Molti media e parte della classe politica attribuiscono in maniera retorica a "guerre e fame" l' impennata del fenomeno migratorio dall' Africa subsahariana.
Tuttavia il numero dei conflitti in quell' area è calato nettamente dal 1995 e cosi pure l' incidenza di carestie e malnutrizione.
La Presidente Boldrini ha dichiarato recentemente al Corriere che la Nigeria nel 2030 avrà più abitanti degli USA e che pertanto non è possibile fermare le migrazioni essendo assurdo usare la forza militare.
Tuttavia nel corso della storia si è sempre osservato che in presenza di guerre e fame la popolazione tende a diminuire, non ad aumentare vertiginosamente come correttamente segnalato dalla Boldrini, e lo stesso avviene in natura per le popolazioni animali in una situazione di carenza di risorse.

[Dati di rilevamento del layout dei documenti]
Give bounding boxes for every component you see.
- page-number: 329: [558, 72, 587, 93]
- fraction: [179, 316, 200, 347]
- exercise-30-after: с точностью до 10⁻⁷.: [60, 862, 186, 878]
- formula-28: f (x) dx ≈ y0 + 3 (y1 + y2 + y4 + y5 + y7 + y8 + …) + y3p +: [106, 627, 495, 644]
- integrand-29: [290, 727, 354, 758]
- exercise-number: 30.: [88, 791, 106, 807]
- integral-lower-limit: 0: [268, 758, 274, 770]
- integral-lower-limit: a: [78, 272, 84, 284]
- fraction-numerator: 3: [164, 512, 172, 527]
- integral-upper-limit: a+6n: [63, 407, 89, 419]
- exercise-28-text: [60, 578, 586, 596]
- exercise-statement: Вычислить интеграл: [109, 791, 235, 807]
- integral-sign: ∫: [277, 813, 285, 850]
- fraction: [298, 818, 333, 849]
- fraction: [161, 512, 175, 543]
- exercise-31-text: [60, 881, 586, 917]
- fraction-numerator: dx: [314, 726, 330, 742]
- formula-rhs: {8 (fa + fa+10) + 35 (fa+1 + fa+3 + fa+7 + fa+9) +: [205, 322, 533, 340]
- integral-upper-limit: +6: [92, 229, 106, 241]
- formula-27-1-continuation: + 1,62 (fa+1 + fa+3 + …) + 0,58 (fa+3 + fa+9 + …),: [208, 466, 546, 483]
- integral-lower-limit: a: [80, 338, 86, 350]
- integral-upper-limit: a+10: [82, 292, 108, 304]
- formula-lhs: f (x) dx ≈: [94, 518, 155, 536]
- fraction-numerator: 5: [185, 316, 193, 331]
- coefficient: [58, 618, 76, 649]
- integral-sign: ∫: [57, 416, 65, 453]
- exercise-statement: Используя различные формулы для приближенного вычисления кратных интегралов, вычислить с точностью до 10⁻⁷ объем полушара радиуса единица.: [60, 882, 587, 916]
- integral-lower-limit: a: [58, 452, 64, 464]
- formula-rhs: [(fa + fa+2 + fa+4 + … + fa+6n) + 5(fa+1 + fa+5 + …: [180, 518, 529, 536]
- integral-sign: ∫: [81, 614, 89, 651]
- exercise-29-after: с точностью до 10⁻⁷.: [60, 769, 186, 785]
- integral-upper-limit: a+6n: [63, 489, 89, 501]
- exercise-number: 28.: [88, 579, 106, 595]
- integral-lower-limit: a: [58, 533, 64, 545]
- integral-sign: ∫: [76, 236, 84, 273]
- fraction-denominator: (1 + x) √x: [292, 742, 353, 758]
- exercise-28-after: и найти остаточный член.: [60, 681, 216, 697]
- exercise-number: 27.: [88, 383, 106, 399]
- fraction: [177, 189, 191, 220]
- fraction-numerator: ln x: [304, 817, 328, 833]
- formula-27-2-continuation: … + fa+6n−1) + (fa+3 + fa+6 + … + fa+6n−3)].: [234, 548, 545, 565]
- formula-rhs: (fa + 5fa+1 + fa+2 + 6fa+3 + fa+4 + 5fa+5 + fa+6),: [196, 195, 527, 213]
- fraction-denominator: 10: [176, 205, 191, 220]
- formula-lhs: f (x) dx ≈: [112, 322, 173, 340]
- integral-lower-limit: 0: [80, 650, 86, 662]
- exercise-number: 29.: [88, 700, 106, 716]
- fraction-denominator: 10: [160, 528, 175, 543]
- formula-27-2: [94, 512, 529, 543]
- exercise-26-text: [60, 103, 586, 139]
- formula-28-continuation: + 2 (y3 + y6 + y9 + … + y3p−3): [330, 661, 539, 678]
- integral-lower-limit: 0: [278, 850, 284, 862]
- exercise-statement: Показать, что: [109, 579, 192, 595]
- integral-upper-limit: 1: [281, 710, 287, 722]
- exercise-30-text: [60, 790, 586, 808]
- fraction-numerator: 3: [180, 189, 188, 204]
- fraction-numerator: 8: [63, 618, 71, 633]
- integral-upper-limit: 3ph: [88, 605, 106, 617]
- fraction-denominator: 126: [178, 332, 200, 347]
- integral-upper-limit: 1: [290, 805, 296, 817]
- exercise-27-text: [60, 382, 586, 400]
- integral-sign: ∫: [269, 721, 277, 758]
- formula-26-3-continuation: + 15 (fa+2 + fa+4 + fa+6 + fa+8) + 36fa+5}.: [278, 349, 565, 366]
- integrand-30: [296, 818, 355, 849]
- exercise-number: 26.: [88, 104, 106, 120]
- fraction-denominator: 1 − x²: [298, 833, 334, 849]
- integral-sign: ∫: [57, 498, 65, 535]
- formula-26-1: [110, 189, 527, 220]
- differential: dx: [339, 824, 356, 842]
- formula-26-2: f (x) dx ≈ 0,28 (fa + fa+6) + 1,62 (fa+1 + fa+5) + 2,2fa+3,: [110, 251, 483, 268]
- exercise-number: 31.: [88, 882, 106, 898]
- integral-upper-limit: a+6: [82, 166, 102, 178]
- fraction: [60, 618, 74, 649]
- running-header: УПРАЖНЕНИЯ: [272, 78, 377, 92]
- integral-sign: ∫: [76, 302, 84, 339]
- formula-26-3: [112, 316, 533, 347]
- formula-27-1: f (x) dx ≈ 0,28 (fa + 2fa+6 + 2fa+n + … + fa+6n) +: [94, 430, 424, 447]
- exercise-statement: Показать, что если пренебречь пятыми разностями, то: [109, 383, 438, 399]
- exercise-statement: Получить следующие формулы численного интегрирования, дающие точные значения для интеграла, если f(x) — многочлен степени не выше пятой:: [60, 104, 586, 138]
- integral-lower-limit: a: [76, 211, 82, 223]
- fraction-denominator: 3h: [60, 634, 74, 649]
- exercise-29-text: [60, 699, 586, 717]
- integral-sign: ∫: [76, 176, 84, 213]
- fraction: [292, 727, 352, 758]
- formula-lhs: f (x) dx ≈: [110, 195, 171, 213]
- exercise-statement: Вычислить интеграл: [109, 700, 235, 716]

— Attività da svolgere —
a: Ricopi dal testo sulle migrazioni dall'Africa subsahariana il passo che inizia con "Tuttavia il numero" e termina con "carenza di risorse.".
b: Secondo il testo sulle migrazioni dall'Africa subsahariana, a partire da quale anno il numero dei conflitti in quell'area è calato nettamente?
Le voci riportate non sono necessarie.

— Soluzioni degli esercizi —
a:
Tuttavia il numero dei conflitti in quell' area è calato nettamente dal 1995 e cosi pure l' incidenza di carestie e malnutrizione.
La Presidente Boldrini ha dichiarato recentemente al Corriere che la Nigeria nel 2030 avrà più abitanti degli USA e che pertanto non è possibile fermare le migrazioni essendo assurdo usare la forza militare.
Tuttavia nel corso della storia si è sempre osservato che in presenza di guerre e fame la popolazione tende a diminuire, non ad aumentare vertiginosamente come correttamente segnalato dalla Boldrini, e lo stesso avviene in natura per le popolazioni animali in una situazione di carenza di risorse.

b: Dal 1995.